--- Records for the task ---

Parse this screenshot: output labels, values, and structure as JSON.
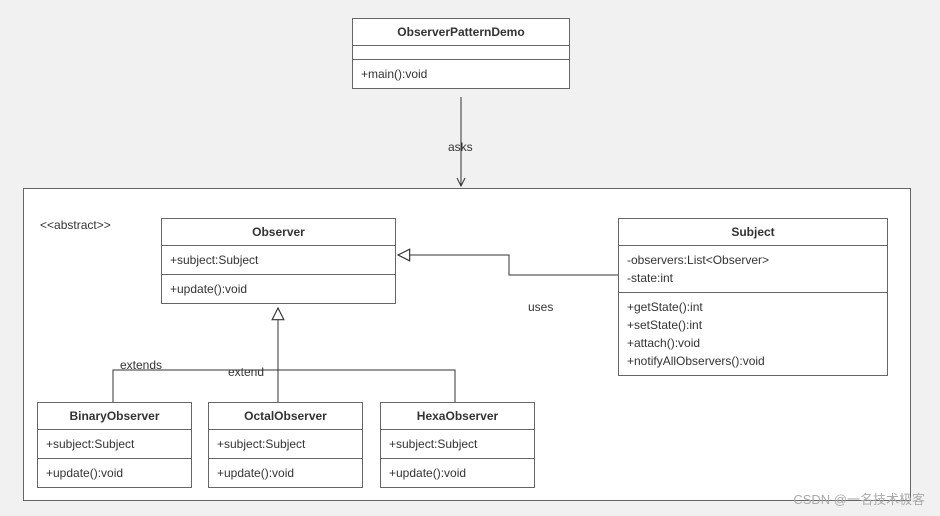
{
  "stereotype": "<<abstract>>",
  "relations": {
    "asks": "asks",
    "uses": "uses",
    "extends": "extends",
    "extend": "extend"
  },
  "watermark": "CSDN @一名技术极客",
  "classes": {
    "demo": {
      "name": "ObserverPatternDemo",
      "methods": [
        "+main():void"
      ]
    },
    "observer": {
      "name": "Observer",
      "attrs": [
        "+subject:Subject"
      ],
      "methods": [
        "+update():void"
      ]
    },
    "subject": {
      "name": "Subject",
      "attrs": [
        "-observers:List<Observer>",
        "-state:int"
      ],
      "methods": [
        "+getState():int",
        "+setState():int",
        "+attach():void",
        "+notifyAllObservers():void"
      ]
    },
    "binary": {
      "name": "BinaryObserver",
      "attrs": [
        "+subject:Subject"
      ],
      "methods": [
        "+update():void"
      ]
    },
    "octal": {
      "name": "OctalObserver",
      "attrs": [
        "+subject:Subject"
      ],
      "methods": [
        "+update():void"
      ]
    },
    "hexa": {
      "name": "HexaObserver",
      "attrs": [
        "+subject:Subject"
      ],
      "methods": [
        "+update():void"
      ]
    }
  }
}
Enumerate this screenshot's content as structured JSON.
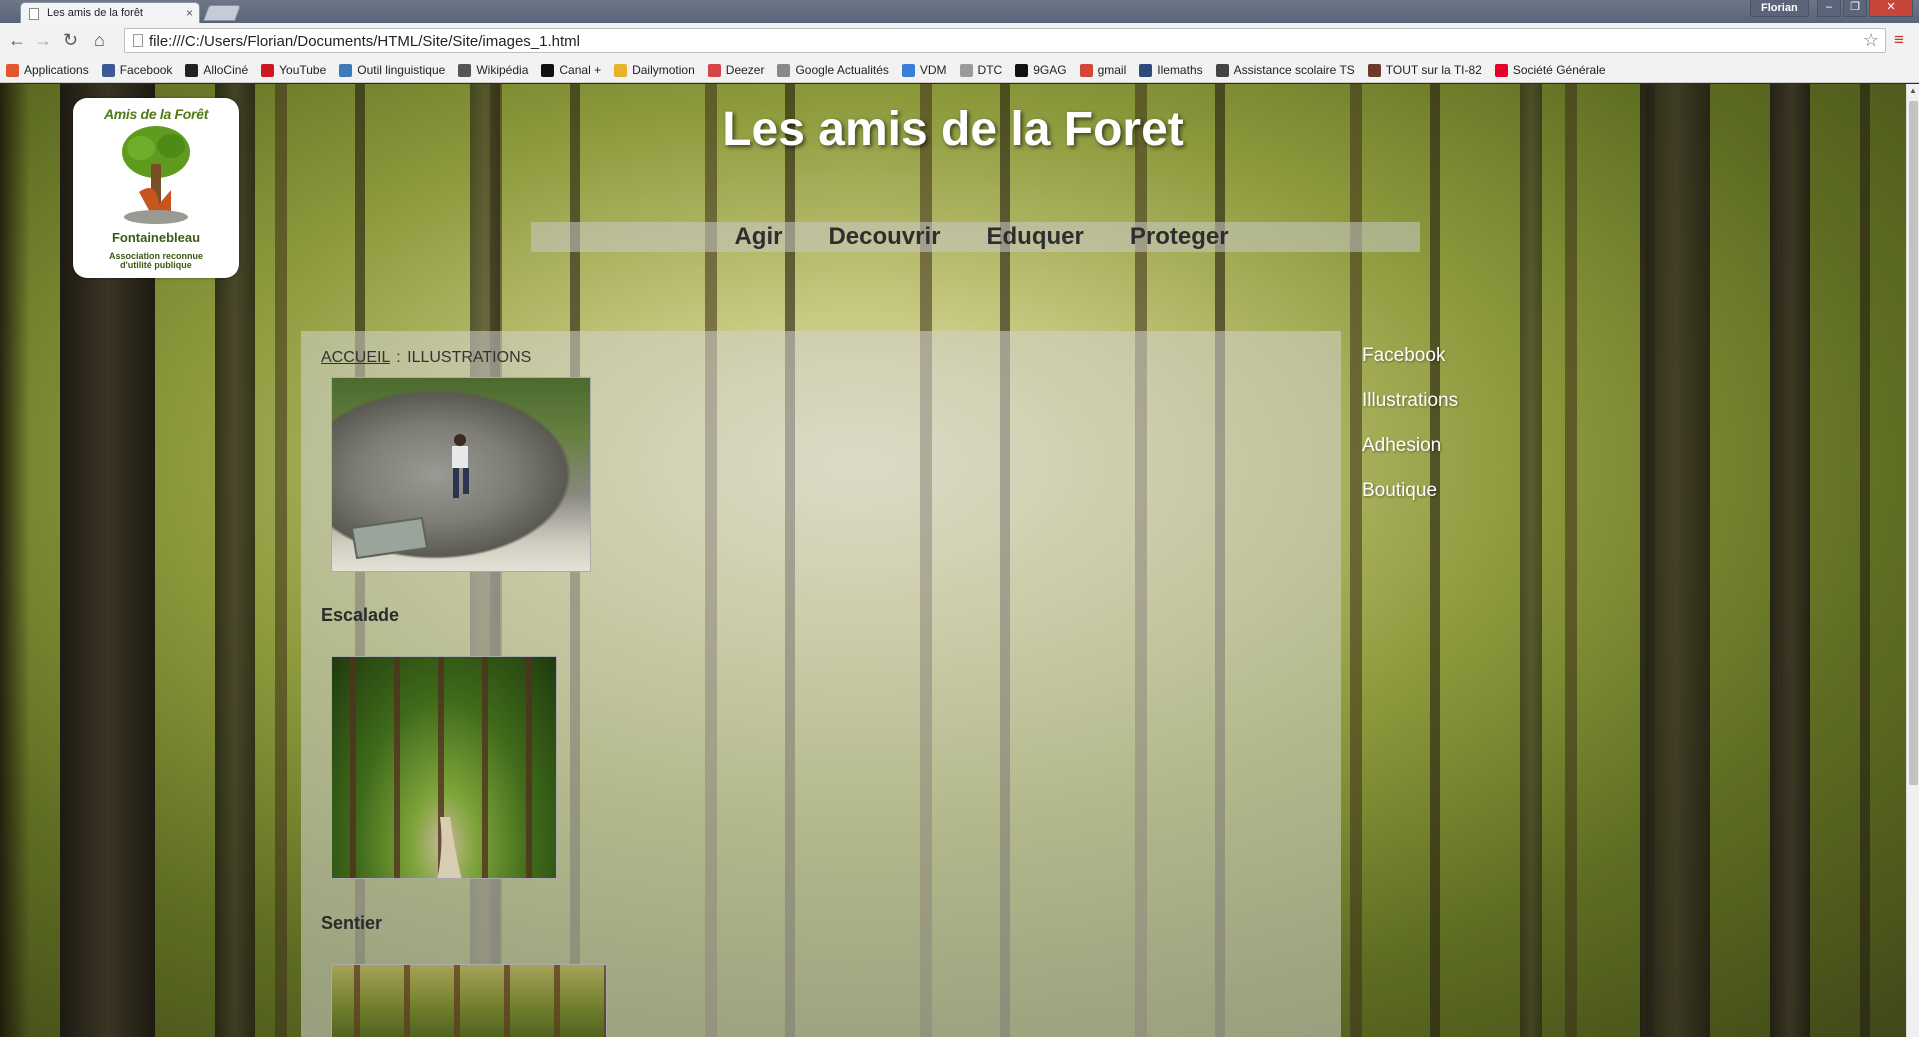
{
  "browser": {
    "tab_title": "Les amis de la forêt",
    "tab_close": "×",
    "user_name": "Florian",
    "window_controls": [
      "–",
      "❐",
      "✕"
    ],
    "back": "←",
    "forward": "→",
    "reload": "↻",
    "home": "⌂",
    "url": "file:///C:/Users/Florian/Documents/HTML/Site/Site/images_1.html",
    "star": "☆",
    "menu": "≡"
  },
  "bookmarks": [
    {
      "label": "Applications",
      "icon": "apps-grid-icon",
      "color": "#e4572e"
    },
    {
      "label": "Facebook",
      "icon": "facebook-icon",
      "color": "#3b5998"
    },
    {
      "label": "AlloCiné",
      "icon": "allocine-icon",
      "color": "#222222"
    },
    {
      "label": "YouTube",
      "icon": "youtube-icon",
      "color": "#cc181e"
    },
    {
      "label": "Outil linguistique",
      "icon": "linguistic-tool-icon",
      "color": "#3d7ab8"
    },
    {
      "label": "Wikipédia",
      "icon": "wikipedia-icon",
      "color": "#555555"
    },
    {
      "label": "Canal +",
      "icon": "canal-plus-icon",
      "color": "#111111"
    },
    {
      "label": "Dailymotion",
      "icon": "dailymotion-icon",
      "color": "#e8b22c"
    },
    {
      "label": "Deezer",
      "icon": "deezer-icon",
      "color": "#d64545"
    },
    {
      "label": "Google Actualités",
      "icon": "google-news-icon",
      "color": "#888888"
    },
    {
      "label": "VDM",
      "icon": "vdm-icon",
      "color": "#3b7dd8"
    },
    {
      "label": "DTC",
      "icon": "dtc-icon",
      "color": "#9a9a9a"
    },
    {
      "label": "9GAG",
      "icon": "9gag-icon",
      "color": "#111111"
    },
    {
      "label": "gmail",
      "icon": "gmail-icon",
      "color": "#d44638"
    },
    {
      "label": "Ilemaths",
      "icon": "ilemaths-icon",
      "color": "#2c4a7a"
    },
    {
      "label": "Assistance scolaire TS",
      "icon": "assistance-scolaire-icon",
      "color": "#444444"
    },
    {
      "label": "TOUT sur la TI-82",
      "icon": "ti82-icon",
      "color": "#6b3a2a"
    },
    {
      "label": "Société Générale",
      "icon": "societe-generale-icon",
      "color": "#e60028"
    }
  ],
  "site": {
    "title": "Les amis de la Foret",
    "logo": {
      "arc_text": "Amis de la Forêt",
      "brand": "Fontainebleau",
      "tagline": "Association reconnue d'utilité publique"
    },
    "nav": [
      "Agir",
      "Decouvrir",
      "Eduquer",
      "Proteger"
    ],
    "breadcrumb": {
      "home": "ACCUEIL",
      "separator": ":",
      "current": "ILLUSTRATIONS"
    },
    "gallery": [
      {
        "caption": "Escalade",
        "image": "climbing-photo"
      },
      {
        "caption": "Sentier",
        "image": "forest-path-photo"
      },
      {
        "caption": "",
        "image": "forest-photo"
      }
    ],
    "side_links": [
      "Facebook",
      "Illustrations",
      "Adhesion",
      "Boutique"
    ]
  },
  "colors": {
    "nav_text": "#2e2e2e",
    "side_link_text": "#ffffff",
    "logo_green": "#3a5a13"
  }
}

---

### What is required
Pictures in the records above should not be copied. Repeat everything else exactly.

### Written reply
Parse this screenshot: output labels, values, and structure as JSON.
{
  "stereotype": "<<abstract>>",
  "relations": {
    "asks": "asks",
    "uses": "uses",
    "extends": "extends",
    "extend": "extend"
  },
  "watermark": "CSDN @一名技术极客",
  "classes": {
    "demo": {
      "name": "ObserverPatternDemo",
      "methods": [
        "+main():void"
      ]
    },
    "observer": {
      "name": "Observer",
      "attrs": [
        "+subject:Subject"
      ],
      "methods": [
        "+update():void"
      ]
    },
    "subject": {
      "name": "Subject",
      "attrs": [
        "-observers:List<Observer>",
        "-state:int"
      ],
      "methods": [
        "+getState():int",
        "+setState():int",
        "+attach():void",
        "+notifyAllObservers():void"
      ]
    },
    "binary": {
      "name": "BinaryObserver",
      "attrs": [
        "+subject:Subject"
      ],
      "methods": [
        "+update():void"
      ]
    },
    "octal": {
      "name": "OctalObserver",
      "attrs": [
        "+subject:Subject"
      ],
      "methods": [
        "+update():void"
      ]
    },
    "hexa": {
      "name": "HexaObserver",
      "attrs": [
        "+subject:Subject"
      ],
      "methods": [
        "+update():void"
      ]
    }
  }
}
Enumerate this screenshot's content as structured JSON.
{
  "browser": {
    "tab_title": "Les amis de la forêt",
    "tab_close": "×",
    "user_name": "Florian",
    "window_controls": [
      "–",
      "❐",
      "✕"
    ],
    "back": "←",
    "forward": "→",
    "reload": "↻",
    "home": "⌂",
    "url": "file:///C:/Users/Florian/Documents/HTML/Site/Site/images_1.html",
    "star": "☆",
    "menu": "≡"
  },
  "bookmarks": [
    {
      "label": "Applications",
      "icon": "apps-grid-icon",
      "color": "#e4572e"
    },
    {
      "label": "Facebook",
      "icon": "facebook-icon",
      "color": "#3b5998"
    },
    {
      "label": "AlloCiné",
      "icon": "allocine-icon",
      "color": "#222222"
    },
    {
      "label": "YouTube",
      "icon": "youtube-icon",
      "color": "#cc181e"
    },
    {
      "label": "Outil linguistique",
      "icon": "linguistic-tool-icon",
      "color": "#3d7ab8"
    },
    {
      "label": "Wikipédia",
      "icon": "wikipedia-icon",
      "color": "#555555"
    },
    {
      "label": "Canal +",
      "icon": "canal-plus-icon",
      "color": "#111111"
    },
    {
      "label": "Dailymotion",
      "icon": "dailymotion-icon",
      "color": "#e8b22c"
    },
    {
      "label": "Deezer",
      "icon": "deezer-icon",
      "color": "#d64545"
    },
    {
      "label": "Google Actualités",
      "icon": "google-news-icon",
      "color": "#888888"
    },
    {
      "label": "VDM",
      "icon": "vdm-icon",
      "color": "#3b7dd8"
    },
    {
      "label": "DTC",
      "icon": "dtc-icon",
      "color": "#9a9a9a"
    },
    {
      "label": "9GAG",
      "icon": "9gag-icon",
      "color": "#111111"
    },
    {
      "label": "gmail",
      "icon": "gmail-icon",
      "color": "#d44638"
    },
    {
      "label": "Ilemaths",
      "icon": "ilemaths-icon",
      "color": "#2c4a7a"
    },
    {
      "label": "Assistance scolaire TS",
      "icon": "assistance-scolaire-icon",
      "color": "#444444"
    },
    {
      "label": "TOUT sur la TI-82",
      "icon": "ti82-icon",
      "color": "#6b3a2a"
    },
    {
      "label": "Société Générale",
      "icon": "societe-generale-icon",
      "color": "#e60028"
    }
  ],
  "site": {
    "title": "Les amis de la Foret",
    "logo": {
      "arc_text": "Amis de la Forêt",
      "brand": "Fontainebleau",
      "tagline": "Association reconnue d'utilité publique"
    },
    "nav": [
      "Agir",
      "Decouvrir",
      "Eduquer",
      "Proteger"
    ],
    "breadcrumb": {
      "home": "ACCUEIL",
      "separator": ":",
      "current": "ILLUSTRATIONS"
    },
    "gallery": [
      {
        "caption": "Escalade",
        "image": "climbing-photo"
      },
      {
        "caption": "Sentier",
        "image": "forest-path-photo"
      },
      {
        "caption": "",
        "image": "forest-photo"
      }
    ],
    "side_links": [
      "Facebook",
      "Illustrations",
      "Adhesion",
      "Boutique"
    ]
  },
  "colors": {
    "nav_text": "#2e2e2e",
    "side_link_text": "#ffffff",
    "logo_green": "#3a5a13"
  }
}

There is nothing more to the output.